◆ **OBJECTIVE**:
Exact reproduction of the data is required, with images excluded.

◆ **Dataset records**:
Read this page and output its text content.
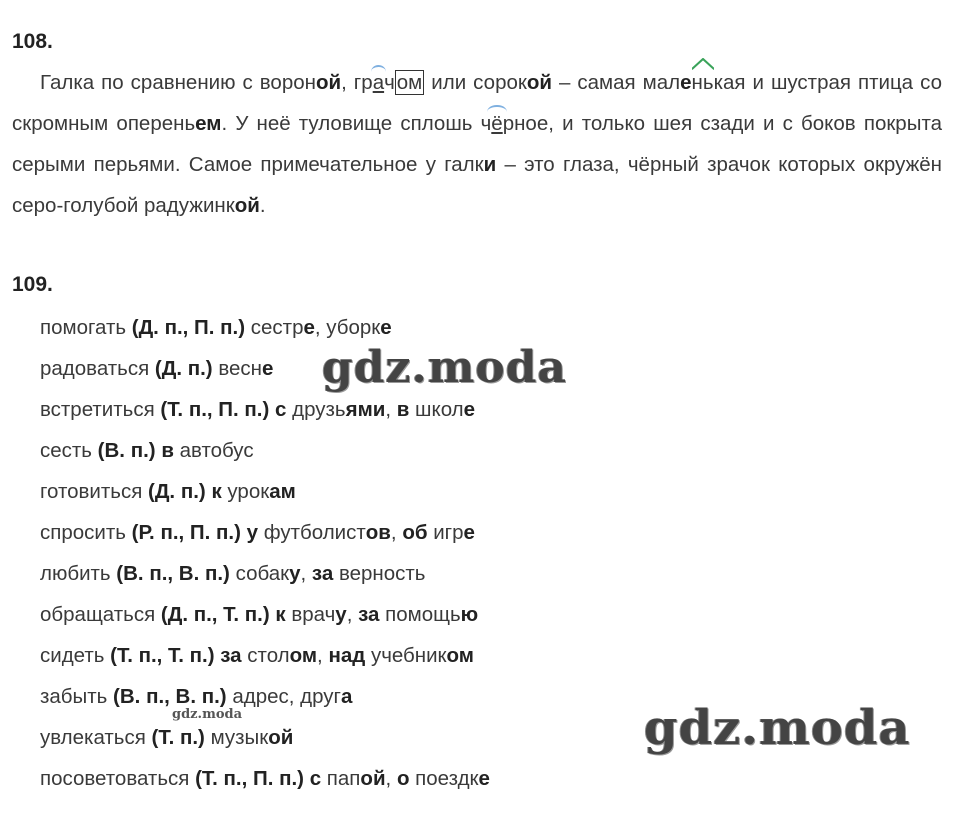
108.
Галка по сравнению с вороной, гра
чом или сорокой – самая малень
кая и шустрая птица со скромным опереньем. У неё туловище сплошь чё
рное, и только шея сзади и с боков покрыта серыми перьями. Самое примечательное у галки – это глаза, чёрный зрачок которых окружён серо-голубой радужинкой.
109.
помогать (Д. п., П. п.) сестре, уборке
радоваться (Д. п.) весне
встретиться (Т. п., П. п.) с друзьями, в школе
сесть (В. п.) в автобус
готовиться (Д. п.) к урокам
спросить (Р. п., П. п.) у футболистов, об игре
любить (В. п., В. п.) собаку, за верность
обращаться (Д. п., Т. п.) к врачу, за помощью
сидеть (Т. п., Т. п.) за столом, над учебником
забыть (В. п., В. п.) адрес, друга
увлекаться (Т. п.) музыкой
посоветоваться (Т. п., П. п.) с папой, о поездке
gdz.moda
gdz.moda
gdz.moda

◆ **RESPONSE TO THIS TASK**:
Read this page and output its text content.
108.
Галка по сравнению с вороной, гра
чом или сорокой – самая малень
кая и шустрая птица со скромным опереньем. У неё туловище сплошь чё
рное, и только шея сзади и с боков покрыта серыми перьями. Самое примечательное у галки – это глаза, чёрный зрачок которых окружён серо-голубой радужинкой.
109.
помогать (Д. п., П. п.) сестре, уборке
радоваться (Д. п.) весне
встретиться (Т. п., П. п.) с друзьями, в школе
сесть (В. п.) в автобус
готовиться (Д. п.) к урокам
спросить (Р. п., П. п.) у футболистов, об игре
любить (В. п., В. п.) собаку, за верность
обращаться (Д. п., Т. п.) к врачу, за помощью
сидеть (Т. п., Т. п.) за столом, над учебником
забыть (В. п., В. п.) адрес, друга
увлекаться (Т. п.) музыкой
посоветоваться (Т. п., П. п.) с папой, о поездке
gdz.moda
gdz.moda
gdz.moda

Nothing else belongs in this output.